[Annotated element listings]
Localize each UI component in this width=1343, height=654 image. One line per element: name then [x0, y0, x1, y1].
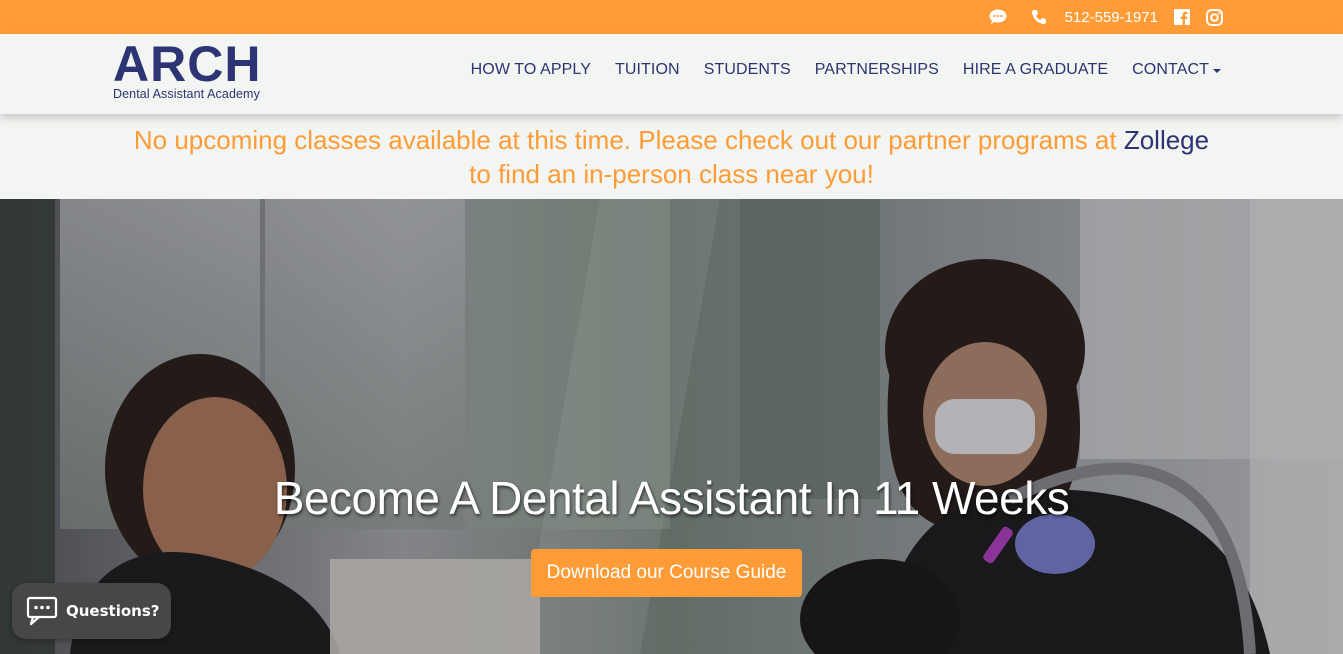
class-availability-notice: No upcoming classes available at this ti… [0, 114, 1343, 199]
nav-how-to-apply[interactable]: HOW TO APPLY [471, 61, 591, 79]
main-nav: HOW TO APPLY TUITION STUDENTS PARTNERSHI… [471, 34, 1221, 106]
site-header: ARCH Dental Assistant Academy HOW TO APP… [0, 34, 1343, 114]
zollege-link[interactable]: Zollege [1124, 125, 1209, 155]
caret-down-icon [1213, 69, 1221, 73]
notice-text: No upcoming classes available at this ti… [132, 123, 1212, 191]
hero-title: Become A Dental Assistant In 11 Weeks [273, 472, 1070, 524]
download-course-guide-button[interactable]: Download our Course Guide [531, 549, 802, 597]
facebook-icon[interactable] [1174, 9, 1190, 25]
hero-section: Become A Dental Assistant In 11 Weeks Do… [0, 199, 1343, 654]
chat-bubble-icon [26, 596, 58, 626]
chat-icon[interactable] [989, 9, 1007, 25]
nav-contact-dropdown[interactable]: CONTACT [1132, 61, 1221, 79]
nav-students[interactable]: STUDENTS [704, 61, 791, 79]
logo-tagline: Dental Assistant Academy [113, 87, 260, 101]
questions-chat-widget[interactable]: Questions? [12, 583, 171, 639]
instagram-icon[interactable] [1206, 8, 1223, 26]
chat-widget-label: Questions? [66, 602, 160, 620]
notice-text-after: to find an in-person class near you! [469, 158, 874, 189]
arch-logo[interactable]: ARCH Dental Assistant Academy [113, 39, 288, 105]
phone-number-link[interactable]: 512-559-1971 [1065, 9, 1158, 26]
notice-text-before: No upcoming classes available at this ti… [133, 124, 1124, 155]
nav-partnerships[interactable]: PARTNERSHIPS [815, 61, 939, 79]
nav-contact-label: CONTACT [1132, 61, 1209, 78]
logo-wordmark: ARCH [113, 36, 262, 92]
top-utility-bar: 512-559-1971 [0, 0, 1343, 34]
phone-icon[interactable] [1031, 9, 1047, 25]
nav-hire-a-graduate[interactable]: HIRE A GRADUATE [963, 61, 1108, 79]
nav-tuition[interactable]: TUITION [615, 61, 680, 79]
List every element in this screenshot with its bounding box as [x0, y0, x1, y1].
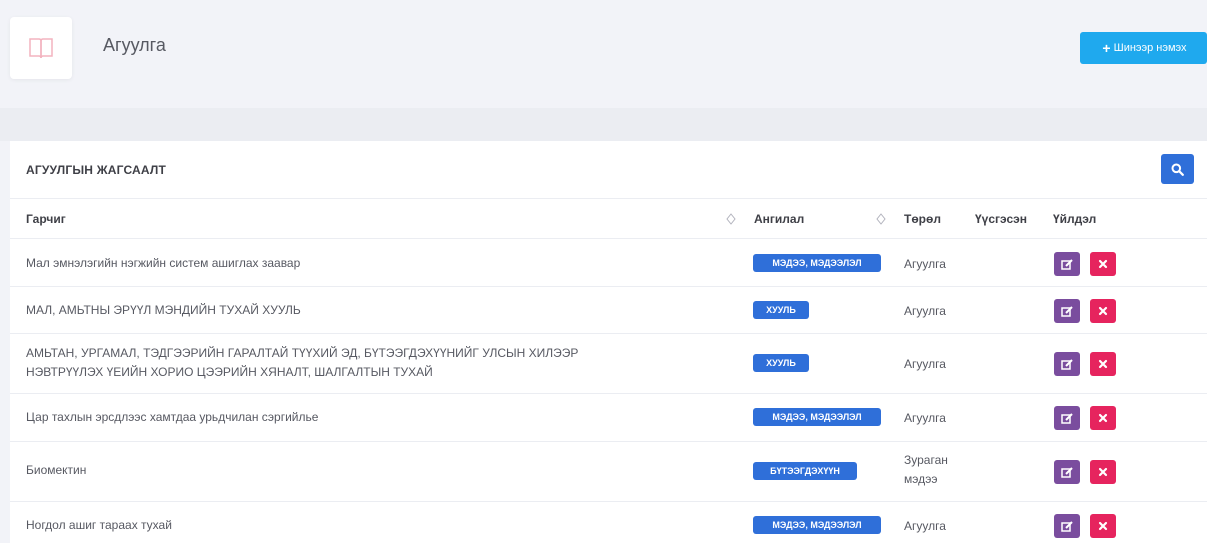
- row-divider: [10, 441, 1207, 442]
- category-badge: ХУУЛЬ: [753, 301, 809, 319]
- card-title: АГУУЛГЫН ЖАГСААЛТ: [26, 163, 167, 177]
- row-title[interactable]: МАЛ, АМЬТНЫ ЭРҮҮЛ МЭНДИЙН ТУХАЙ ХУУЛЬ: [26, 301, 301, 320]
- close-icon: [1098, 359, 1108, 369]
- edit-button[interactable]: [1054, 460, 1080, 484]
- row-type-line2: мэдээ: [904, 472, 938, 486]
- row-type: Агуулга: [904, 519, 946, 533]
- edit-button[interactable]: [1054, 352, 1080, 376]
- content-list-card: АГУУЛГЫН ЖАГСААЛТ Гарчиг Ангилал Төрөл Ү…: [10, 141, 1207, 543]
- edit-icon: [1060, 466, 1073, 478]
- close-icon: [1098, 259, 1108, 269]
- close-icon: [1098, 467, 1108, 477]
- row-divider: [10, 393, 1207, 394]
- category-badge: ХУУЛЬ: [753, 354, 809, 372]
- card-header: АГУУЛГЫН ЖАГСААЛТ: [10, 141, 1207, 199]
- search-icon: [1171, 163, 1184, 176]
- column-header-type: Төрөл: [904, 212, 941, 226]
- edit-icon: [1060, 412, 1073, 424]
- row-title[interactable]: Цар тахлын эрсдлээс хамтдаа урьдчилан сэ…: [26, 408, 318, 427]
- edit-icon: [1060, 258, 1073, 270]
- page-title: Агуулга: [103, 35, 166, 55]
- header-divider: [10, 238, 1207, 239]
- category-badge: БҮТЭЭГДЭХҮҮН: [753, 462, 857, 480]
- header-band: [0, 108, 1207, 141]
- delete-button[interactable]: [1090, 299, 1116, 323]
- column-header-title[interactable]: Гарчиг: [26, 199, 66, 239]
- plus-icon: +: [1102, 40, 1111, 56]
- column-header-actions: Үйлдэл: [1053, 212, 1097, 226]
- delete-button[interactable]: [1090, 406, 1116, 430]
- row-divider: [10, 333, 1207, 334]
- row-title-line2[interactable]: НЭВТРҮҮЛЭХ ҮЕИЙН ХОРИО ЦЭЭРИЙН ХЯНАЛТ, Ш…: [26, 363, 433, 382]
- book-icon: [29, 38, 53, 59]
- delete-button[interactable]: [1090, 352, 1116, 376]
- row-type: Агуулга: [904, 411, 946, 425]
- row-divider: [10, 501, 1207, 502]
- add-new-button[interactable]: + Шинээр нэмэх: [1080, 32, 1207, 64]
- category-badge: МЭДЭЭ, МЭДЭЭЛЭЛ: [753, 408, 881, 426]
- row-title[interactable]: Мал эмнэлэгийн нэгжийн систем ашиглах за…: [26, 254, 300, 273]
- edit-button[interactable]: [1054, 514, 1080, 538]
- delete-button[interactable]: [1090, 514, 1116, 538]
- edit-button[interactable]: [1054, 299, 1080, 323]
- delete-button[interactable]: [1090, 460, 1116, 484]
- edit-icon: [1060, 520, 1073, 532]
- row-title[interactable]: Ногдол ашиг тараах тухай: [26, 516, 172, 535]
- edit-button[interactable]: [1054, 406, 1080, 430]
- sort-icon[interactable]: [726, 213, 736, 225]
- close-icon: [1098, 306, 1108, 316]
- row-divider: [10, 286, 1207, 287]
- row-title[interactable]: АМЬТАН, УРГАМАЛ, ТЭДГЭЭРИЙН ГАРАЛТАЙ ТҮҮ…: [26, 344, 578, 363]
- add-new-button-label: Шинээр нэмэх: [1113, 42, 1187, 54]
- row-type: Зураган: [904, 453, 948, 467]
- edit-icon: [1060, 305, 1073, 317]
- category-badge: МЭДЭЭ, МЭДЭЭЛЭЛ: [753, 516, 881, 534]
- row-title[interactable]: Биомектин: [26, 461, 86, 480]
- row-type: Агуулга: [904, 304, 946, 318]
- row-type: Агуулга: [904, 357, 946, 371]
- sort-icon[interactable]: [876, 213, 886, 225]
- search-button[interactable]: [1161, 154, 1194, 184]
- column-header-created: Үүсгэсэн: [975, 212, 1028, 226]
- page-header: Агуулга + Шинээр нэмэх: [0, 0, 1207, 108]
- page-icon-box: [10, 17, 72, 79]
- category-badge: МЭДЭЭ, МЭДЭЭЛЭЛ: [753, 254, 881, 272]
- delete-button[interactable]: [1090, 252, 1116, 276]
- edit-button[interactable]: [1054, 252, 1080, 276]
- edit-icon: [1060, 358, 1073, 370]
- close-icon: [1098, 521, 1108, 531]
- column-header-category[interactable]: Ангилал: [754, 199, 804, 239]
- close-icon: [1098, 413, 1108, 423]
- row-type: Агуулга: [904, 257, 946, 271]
* * *
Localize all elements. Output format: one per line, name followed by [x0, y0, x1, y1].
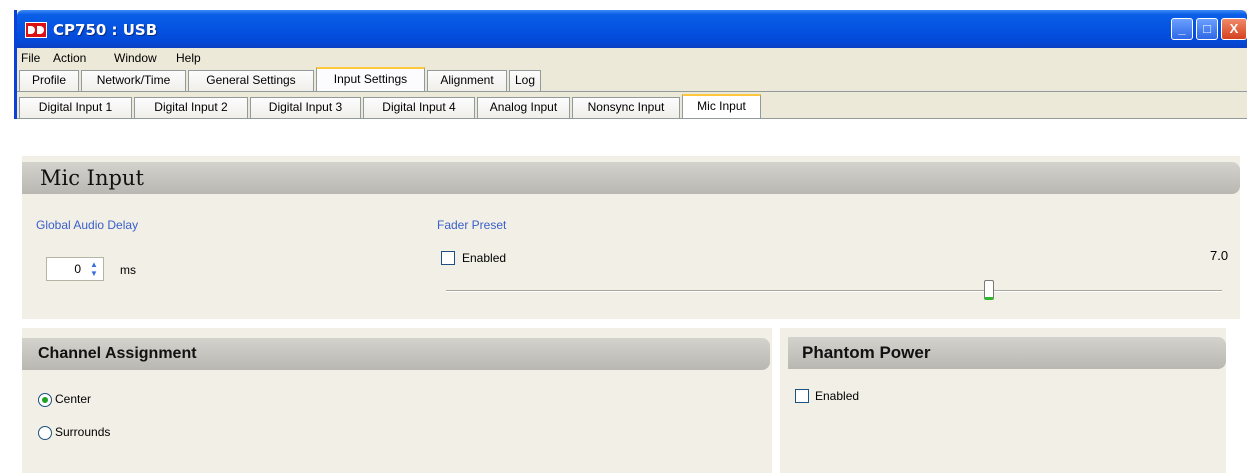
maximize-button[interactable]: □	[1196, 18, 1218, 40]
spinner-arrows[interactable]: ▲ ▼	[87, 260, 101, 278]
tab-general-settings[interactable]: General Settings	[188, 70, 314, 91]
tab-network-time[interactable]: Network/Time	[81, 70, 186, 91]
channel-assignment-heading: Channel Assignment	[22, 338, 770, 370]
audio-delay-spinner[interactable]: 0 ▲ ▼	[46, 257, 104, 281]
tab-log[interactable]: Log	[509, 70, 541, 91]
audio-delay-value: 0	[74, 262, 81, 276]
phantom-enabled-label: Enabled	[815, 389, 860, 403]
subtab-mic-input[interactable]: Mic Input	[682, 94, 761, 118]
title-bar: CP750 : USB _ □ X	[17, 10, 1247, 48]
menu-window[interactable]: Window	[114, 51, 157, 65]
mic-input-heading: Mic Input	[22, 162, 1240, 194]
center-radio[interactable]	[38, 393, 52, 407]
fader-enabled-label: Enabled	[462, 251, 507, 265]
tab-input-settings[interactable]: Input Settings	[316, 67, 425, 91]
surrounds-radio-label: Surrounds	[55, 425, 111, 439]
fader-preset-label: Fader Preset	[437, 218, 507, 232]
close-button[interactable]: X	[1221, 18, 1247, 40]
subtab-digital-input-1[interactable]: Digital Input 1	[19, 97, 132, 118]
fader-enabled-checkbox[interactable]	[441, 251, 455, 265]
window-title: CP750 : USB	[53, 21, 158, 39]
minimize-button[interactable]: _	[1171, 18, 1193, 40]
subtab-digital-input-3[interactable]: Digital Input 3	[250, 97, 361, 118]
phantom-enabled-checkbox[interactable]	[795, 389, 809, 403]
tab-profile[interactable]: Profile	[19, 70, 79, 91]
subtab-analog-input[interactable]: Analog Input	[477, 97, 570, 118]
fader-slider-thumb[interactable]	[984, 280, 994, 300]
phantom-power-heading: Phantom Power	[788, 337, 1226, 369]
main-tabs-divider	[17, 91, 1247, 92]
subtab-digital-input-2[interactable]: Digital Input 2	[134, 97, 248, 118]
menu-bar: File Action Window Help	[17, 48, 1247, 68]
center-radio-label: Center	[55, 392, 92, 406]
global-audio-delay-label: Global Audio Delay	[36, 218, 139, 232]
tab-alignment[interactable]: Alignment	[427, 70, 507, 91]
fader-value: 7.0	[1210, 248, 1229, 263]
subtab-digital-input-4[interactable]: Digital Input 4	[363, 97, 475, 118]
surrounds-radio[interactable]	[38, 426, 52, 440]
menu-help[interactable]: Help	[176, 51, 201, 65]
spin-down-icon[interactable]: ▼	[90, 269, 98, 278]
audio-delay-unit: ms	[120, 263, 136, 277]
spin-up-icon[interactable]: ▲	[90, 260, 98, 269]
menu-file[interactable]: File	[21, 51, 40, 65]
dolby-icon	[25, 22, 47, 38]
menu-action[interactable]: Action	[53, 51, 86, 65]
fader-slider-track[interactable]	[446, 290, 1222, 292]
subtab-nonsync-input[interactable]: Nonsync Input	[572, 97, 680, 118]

WHAT TO DO: Copy out the lines of the material verbatim, starting with the line containing "18, 1218, 40]" and continuing through the line containing "70, 541, 91]".

WRITTEN ANSWER:
maximize-button[interactable]: □	[1196, 18, 1218, 40]
spinner-arrows[interactable]: ▲ ▼	[87, 260, 101, 278]
tab-general-settings[interactable]: General Settings	[188, 70, 314, 91]
tab-network-time[interactable]: Network/Time	[81, 70, 186, 91]
channel-assignment-heading: Channel Assignment	[22, 338, 770, 370]
audio-delay-spinner[interactable]: 0 ▲ ▼	[46, 257, 104, 281]
tab-log[interactable]: Log	[509, 70, 541, 91]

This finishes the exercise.